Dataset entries

= = = = = = =

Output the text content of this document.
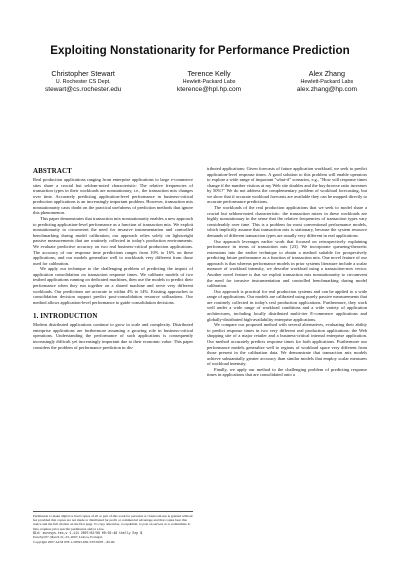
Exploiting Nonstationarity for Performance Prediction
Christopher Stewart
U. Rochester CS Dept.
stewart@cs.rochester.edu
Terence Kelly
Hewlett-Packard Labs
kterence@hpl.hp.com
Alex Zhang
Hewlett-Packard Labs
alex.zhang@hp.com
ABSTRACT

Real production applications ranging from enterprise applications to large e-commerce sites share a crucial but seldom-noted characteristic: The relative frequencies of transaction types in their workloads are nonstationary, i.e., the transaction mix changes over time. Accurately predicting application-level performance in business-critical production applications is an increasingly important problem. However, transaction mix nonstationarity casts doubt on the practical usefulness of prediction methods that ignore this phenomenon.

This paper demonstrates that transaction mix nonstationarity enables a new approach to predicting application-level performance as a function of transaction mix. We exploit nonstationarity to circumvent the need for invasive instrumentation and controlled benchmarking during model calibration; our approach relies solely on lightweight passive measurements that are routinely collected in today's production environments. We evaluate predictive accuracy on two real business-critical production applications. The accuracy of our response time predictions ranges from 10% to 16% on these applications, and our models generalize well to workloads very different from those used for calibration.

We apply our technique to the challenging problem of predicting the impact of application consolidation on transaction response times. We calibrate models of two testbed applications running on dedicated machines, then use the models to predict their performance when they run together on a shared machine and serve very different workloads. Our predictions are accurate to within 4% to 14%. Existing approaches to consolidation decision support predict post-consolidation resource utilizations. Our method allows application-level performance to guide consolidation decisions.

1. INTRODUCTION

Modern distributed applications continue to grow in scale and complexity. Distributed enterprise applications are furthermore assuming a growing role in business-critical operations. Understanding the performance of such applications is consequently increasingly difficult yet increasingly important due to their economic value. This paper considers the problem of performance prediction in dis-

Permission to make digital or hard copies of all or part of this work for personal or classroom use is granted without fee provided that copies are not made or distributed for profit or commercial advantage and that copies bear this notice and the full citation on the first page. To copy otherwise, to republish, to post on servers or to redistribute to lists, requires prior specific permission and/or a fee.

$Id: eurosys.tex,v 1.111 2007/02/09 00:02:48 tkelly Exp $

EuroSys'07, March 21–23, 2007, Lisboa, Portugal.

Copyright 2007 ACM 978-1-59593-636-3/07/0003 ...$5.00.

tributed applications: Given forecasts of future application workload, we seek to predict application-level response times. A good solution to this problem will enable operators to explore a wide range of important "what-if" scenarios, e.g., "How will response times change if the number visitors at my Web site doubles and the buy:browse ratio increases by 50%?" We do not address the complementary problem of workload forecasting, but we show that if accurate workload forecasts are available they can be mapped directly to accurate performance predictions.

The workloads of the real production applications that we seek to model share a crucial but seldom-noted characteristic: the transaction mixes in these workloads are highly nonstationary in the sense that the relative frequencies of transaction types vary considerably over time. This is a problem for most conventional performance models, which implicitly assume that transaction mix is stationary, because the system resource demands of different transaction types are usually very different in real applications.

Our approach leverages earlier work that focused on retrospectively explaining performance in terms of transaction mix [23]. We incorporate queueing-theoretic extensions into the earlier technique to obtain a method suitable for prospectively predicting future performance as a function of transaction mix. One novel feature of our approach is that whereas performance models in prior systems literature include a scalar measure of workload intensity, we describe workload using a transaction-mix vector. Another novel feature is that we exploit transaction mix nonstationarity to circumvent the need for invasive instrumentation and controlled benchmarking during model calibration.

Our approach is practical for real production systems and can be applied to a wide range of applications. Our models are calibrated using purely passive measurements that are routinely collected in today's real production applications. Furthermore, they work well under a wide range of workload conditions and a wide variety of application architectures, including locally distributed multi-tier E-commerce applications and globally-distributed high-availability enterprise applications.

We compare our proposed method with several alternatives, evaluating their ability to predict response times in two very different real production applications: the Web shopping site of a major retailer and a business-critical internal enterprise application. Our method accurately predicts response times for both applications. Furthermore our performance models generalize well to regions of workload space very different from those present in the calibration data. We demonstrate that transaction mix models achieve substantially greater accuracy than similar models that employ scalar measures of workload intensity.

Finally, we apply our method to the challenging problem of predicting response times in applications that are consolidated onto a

= = = = = = =

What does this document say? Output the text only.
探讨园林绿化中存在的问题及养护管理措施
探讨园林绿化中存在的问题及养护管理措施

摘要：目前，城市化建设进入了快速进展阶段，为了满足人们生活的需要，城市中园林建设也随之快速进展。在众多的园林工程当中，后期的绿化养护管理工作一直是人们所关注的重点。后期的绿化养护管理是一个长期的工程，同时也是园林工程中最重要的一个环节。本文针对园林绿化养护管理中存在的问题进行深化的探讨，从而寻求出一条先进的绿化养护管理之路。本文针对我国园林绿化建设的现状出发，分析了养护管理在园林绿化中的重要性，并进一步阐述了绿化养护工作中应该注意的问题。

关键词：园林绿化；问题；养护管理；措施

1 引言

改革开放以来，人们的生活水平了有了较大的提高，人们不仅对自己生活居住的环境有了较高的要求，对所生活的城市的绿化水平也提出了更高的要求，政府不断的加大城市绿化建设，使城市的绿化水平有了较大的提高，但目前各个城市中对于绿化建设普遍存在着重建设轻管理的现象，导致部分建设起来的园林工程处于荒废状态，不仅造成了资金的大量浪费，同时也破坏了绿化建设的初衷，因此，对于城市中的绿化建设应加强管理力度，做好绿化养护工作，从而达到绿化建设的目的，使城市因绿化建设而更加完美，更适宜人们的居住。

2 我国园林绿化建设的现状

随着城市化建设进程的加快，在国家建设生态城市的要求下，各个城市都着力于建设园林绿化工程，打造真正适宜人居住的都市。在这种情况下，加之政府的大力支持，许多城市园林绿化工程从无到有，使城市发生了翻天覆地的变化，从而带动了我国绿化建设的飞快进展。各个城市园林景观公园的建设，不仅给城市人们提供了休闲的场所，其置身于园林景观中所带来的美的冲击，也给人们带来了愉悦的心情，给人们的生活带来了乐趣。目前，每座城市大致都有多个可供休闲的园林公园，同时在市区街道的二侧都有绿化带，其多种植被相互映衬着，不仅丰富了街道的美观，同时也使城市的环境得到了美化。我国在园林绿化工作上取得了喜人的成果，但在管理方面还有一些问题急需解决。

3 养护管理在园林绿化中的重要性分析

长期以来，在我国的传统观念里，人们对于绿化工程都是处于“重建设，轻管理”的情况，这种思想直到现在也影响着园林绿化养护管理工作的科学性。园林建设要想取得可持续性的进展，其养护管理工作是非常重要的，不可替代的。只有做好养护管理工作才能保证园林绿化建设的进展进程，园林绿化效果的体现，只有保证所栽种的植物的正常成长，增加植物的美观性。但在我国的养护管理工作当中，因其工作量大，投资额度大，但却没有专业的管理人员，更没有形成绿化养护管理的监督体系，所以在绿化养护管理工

= = = = = = =

Exercise description - Copy and report every line where the word "text" is present.

Answer to the problem -
Output the text content of this document.
What does this document say? Output the text only.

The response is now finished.